## [Task to complete]
Copy each line below that contains "llamar".

- - -

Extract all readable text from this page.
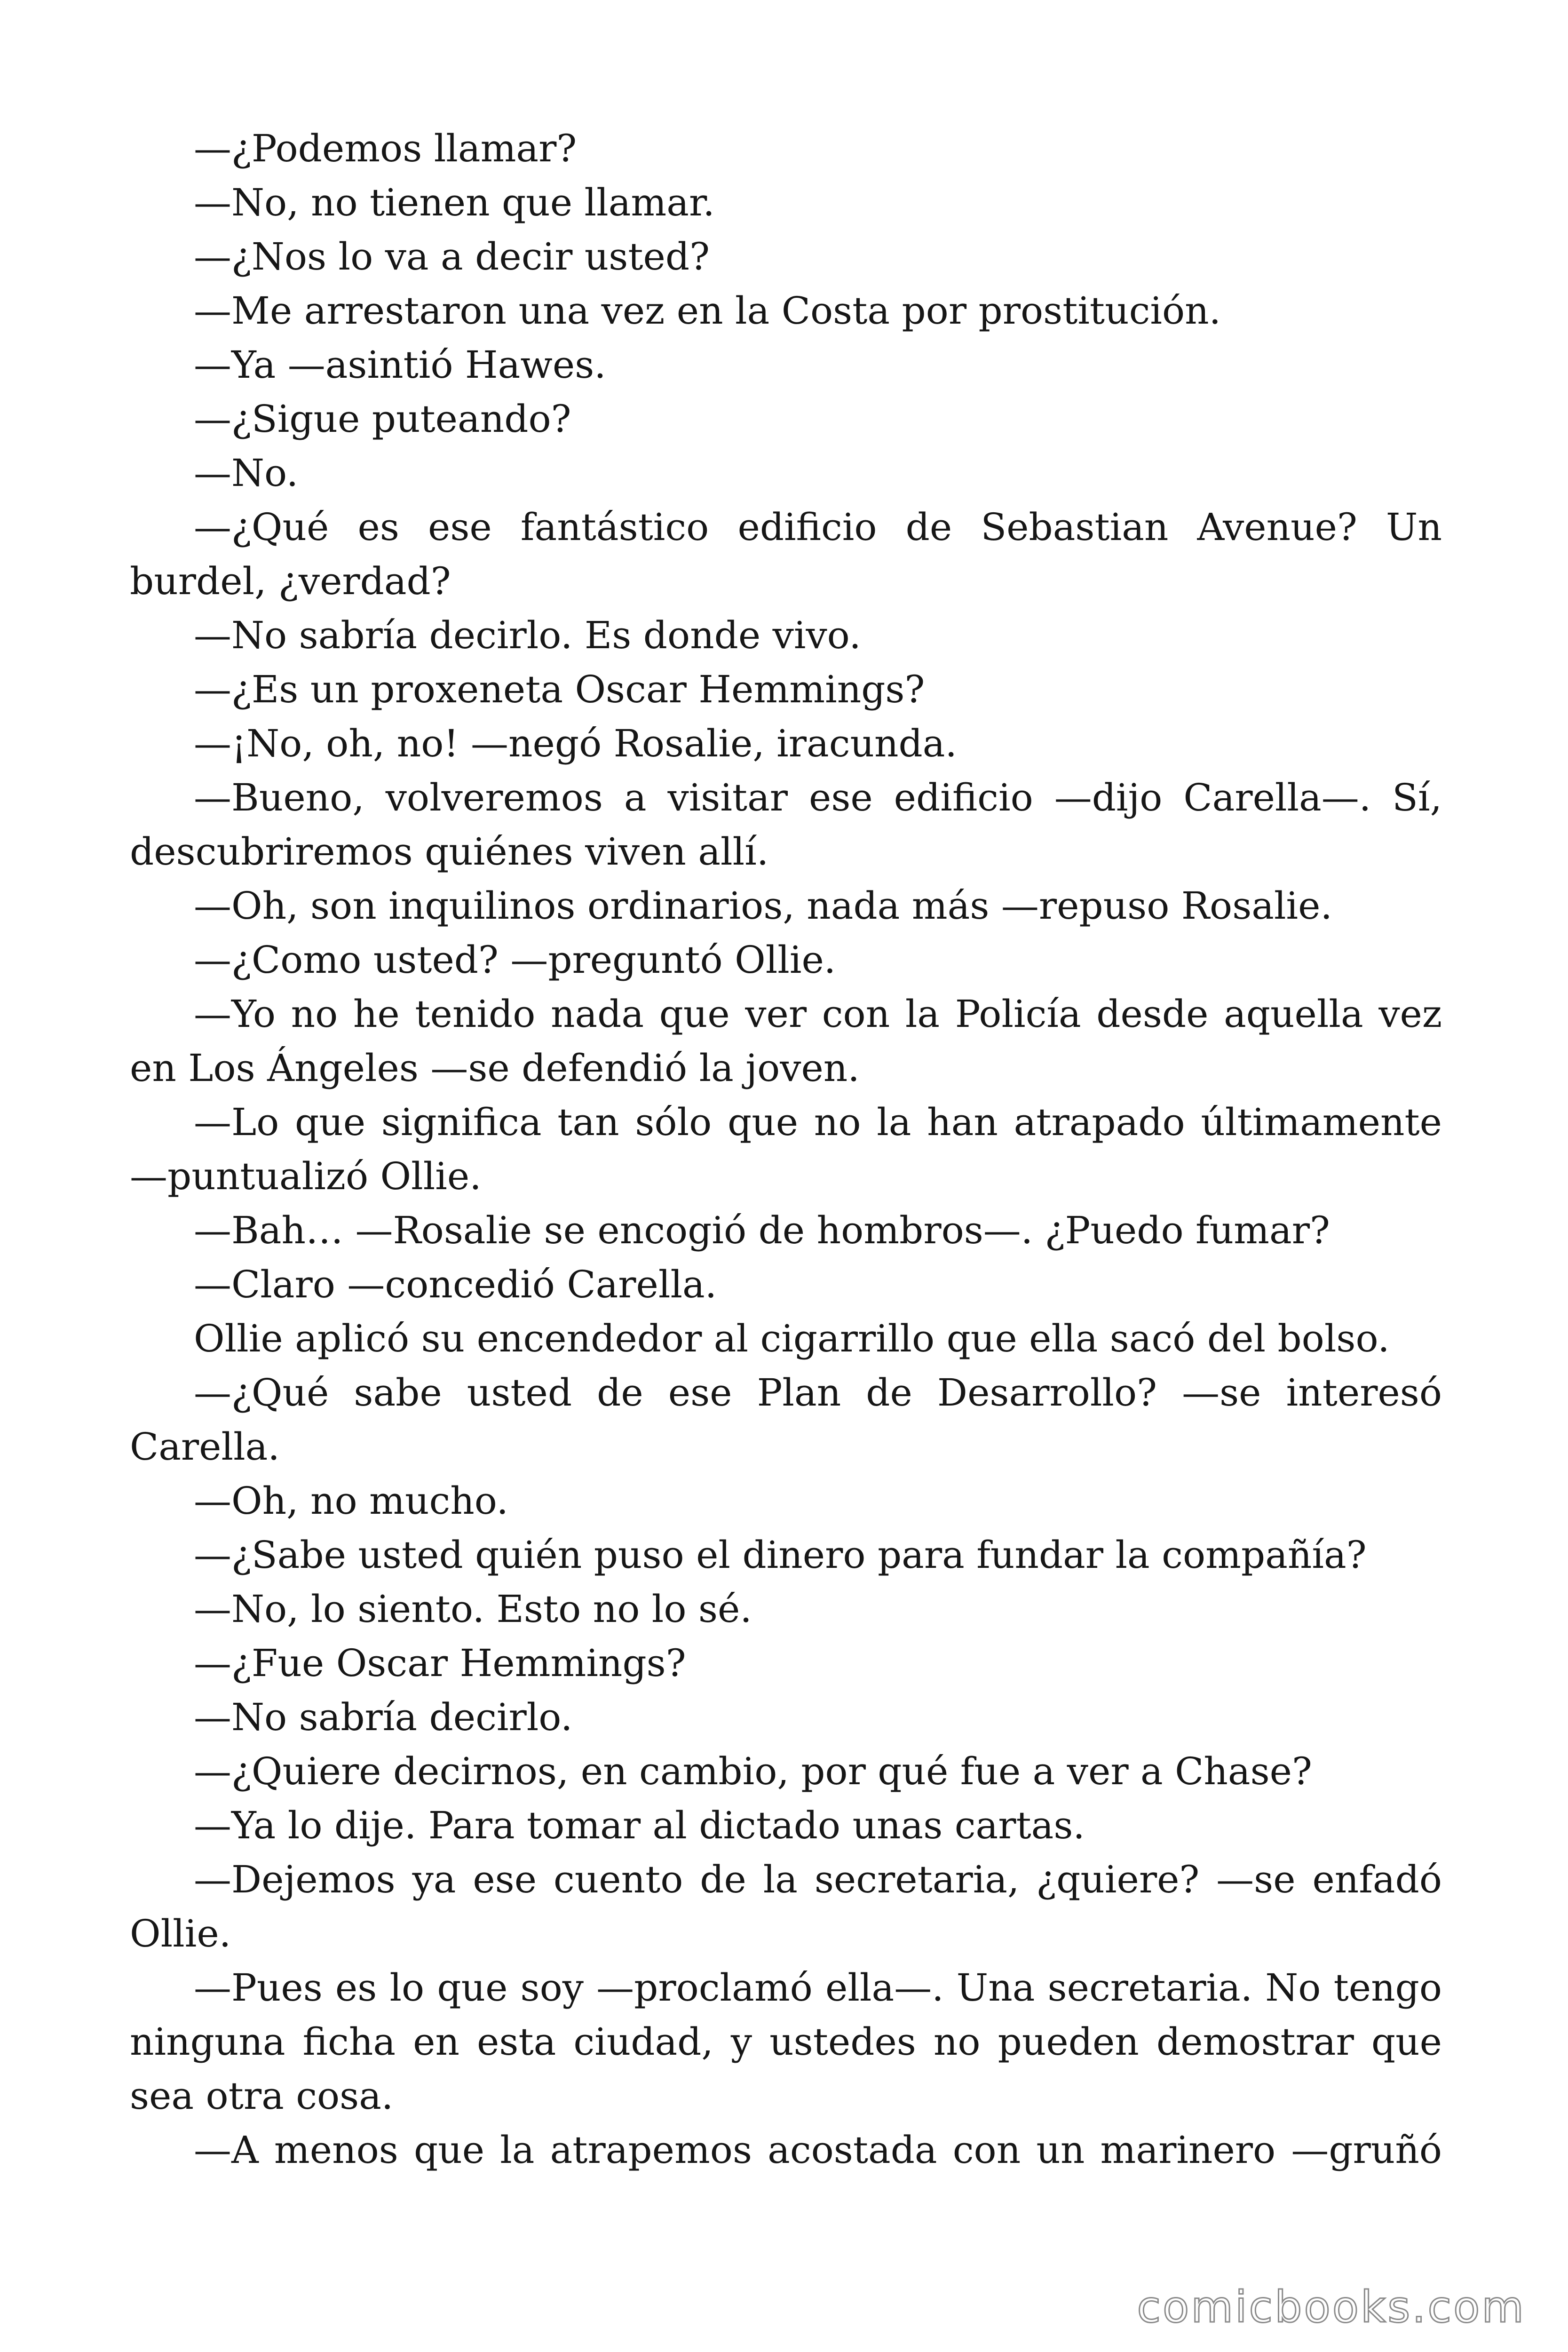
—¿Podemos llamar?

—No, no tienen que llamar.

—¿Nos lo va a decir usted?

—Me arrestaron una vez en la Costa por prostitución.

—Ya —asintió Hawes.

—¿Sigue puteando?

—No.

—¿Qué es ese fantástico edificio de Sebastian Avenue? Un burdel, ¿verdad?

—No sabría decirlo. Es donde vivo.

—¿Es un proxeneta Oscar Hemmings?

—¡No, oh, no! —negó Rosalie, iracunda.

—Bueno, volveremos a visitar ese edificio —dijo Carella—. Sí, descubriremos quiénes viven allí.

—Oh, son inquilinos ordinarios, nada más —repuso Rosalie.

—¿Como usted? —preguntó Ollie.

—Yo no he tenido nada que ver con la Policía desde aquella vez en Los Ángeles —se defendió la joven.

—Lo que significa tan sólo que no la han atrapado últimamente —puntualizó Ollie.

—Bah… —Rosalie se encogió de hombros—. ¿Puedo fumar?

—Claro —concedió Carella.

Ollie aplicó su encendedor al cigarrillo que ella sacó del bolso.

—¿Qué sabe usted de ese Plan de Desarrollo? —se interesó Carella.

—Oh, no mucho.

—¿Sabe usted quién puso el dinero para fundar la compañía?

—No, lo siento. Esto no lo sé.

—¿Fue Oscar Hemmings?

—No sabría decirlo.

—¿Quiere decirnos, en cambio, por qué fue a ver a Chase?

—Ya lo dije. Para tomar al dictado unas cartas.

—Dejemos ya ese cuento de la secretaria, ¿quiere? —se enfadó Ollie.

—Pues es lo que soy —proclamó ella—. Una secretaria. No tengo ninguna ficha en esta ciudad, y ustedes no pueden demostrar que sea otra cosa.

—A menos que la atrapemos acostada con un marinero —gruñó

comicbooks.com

- - -

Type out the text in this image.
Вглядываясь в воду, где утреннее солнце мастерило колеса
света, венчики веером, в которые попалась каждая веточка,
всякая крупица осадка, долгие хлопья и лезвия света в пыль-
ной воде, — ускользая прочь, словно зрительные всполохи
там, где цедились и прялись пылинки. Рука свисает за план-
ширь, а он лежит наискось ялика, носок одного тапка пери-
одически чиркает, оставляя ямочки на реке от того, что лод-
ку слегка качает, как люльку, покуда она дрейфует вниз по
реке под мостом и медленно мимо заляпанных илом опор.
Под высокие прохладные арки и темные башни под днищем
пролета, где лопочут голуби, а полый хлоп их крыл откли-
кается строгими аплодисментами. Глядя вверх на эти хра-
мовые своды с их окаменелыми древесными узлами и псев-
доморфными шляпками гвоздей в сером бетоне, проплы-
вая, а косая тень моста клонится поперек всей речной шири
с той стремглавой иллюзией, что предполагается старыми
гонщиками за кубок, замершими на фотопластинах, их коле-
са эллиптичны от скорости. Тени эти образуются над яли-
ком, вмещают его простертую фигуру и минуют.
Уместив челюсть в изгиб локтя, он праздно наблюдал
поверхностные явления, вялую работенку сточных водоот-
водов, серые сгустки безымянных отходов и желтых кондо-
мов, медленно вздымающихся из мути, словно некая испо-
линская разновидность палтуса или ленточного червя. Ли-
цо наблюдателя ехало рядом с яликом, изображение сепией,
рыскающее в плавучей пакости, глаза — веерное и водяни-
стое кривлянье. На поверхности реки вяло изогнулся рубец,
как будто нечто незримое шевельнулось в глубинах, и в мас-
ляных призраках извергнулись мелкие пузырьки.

- - -

## [Solved problem]
—¿Podemos llamar?
—No, no tienen que llamar.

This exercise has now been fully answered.